WHAT YOU NEED TO DO — Output the material word for word. Leave each picture out.
===== EXERCISE MATERIALS
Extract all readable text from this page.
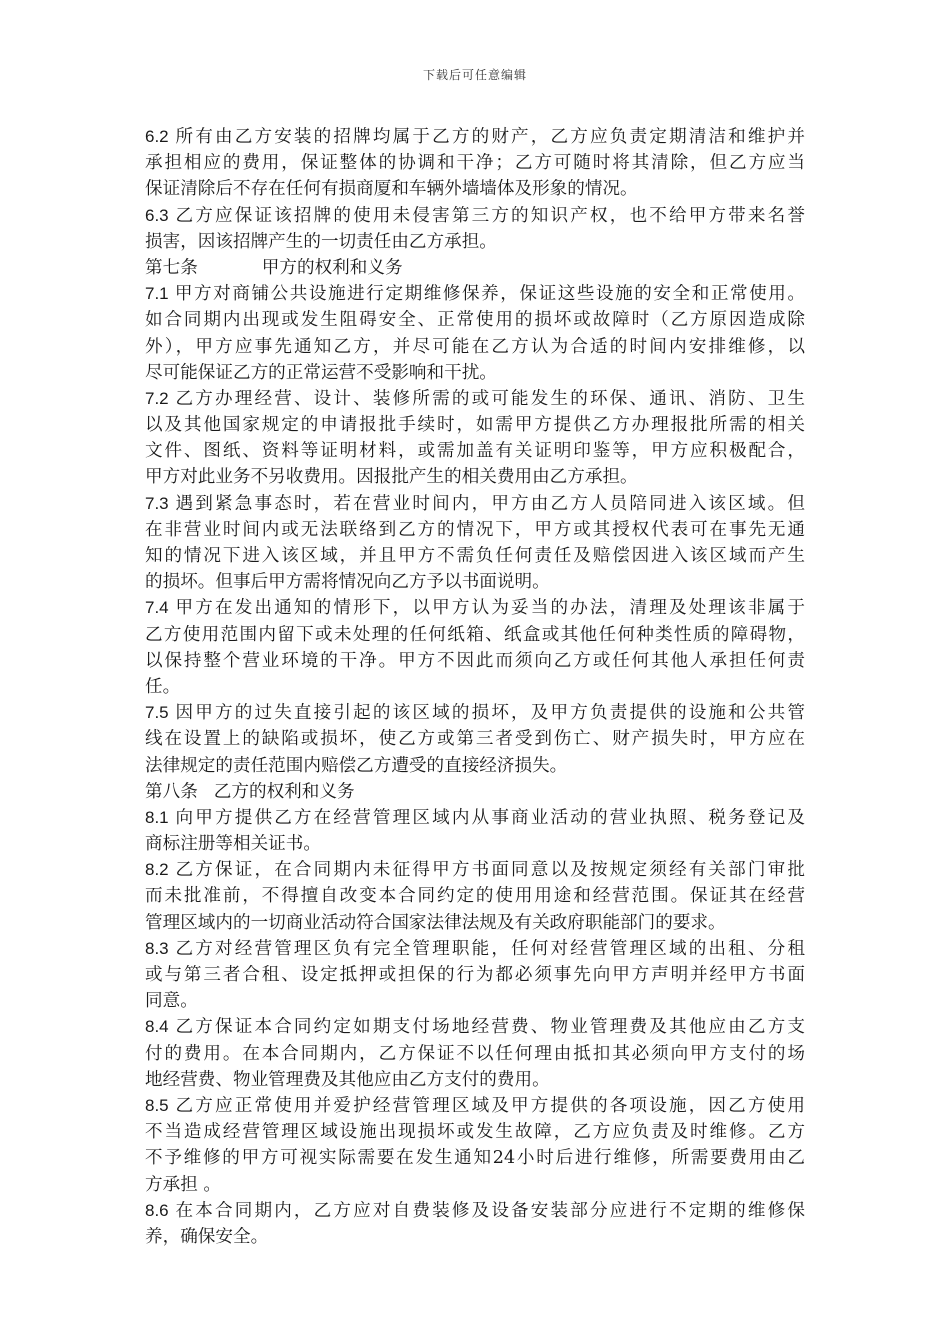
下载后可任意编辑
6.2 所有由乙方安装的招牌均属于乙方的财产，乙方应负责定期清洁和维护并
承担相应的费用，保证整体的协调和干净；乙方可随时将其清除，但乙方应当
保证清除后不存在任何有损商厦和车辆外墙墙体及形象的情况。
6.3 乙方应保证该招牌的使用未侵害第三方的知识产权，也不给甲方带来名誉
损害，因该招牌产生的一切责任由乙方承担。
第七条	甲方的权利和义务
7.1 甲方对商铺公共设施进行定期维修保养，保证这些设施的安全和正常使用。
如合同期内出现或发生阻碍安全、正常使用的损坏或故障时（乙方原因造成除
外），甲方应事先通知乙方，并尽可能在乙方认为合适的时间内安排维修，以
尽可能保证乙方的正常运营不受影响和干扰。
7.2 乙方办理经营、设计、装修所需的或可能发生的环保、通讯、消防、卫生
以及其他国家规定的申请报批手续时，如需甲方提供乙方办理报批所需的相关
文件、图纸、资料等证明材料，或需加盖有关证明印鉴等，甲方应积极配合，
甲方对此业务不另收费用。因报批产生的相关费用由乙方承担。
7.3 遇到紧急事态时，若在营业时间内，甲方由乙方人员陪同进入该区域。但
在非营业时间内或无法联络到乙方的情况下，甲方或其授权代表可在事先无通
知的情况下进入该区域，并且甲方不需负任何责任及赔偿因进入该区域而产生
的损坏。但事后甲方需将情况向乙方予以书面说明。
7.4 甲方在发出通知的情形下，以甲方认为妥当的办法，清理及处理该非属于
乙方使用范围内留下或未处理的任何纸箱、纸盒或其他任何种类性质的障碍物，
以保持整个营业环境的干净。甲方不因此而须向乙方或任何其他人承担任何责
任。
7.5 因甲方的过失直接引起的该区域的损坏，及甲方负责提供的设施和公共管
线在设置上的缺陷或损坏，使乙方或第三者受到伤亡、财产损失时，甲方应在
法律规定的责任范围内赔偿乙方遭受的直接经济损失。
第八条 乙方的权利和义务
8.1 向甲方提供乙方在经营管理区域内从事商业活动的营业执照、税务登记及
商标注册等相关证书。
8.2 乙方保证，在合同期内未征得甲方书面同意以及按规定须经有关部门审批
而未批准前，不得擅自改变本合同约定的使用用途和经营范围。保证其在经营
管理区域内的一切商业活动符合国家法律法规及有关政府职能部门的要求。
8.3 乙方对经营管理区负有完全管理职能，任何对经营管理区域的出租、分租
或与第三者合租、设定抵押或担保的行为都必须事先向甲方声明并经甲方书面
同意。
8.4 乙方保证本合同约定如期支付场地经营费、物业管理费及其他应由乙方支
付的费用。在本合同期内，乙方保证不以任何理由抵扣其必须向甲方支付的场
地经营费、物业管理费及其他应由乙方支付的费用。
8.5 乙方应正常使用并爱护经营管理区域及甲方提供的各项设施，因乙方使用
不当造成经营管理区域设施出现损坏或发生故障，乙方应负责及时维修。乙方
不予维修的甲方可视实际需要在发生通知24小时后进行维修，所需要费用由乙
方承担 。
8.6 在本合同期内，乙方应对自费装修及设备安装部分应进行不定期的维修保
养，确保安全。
==========
SOLUTION FOR THIS EXERCISE —
Extract all readable text from this page.
下载后可任意编辑
6.2 所有由乙方安装的招牌均属于乙方的财产，乙方应负责定期清洁和维护并
承担相应的费用，保证整体的协调和干净；乙方可随时将其清除，但乙方应当
保证清除后不存在任何有损商厦和车辆外墙墙体及形象的情况。
6.3 乙方应保证该招牌的使用未侵害第三方的知识产权，也不给甲方带来名誉
损害，因该招牌产生的一切责任由乙方承担。
第七条	甲方的权利和义务
7.1 甲方对商铺公共设施进行定期维修保养，保证这些设施的安全和正常使用。
如合同期内出现或发生阻碍安全、正常使用的损坏或故障时（乙方原因造成除
外），甲方应事先通知乙方，并尽可能在乙方认为合适的时间内安排维修，以
尽可能保证乙方的正常运营不受影响和干扰。
7.2 乙方办理经营、设计、装修所需的或可能发生的环保、通讯、消防、卫生
以及其他国家规定的申请报批手续时，如需甲方提供乙方办理报批所需的相关
文件、图纸、资料等证明材料，或需加盖有关证明印鉴等，甲方应积极配合，
甲方对此业务不另收费用。因报批产生的相关费用由乙方承担。
7.3 遇到紧急事态时，若在营业时间内，甲方由乙方人员陪同进入该区域。但
在非营业时间内或无法联络到乙方的情况下，甲方或其授权代表可在事先无通
知的情况下进入该区域，并且甲方不需负任何责任及赔偿因进入该区域而产生
的损坏。但事后甲方需将情况向乙方予以书面说明。
7.4 甲方在发出通知的情形下，以甲方认为妥当的办法，清理及处理该非属于
乙方使用范围内留下或未处理的任何纸箱、纸盒或其他任何种类性质的障碍物，
以保持整个营业环境的干净。甲方不因此而须向乙方或任何其他人承担任何责
任。
7.5 因甲方的过失直接引起的该区域的损坏，及甲方负责提供的设施和公共管
线在设置上的缺陷或损坏，使乙方或第三者受到伤亡、财产损失时，甲方应在
法律规定的责任范围内赔偿乙方遭受的直接经济损失。
第八条 乙方的权利和义务
8.1 向甲方提供乙方在经营管理区域内从事商业活动的营业执照、税务登记及
商标注册等相关证书。
8.2 乙方保证，在合同期内未征得甲方书面同意以及按规定须经有关部门审批
而未批准前，不得擅自改变本合同约定的使用用途和经营范围。保证其在经营
管理区域内的一切商业活动符合国家法律法规及有关政府职能部门的要求。
8.3 乙方对经营管理区负有完全管理职能，任何对经营管理区域的出租、分租
或与第三者合租、设定抵押或担保的行为都必须事先向甲方声明并经甲方书面
同意。
8.4 乙方保证本合同约定如期支付场地经营费、物业管理费及其他应由乙方支
付的费用。在本合同期内，乙方保证不以任何理由抵扣其必须向甲方支付的场
地经营费、物业管理费及其他应由乙方支付的费用。
8.5 乙方应正常使用并爱护经营管理区域及甲方提供的各项设施，因乙方使用
不当造成经营管理区域设施出现损坏或发生故障，乙方应负责及时维修。乙方
不予维修的甲方可视实际需要在发生通知24小时后进行维修，所需要费用由乙
方承担 。
8.6 在本合同期内，乙方应对自费装修及设备安装部分应进行不定期的维修保
养，确保安全。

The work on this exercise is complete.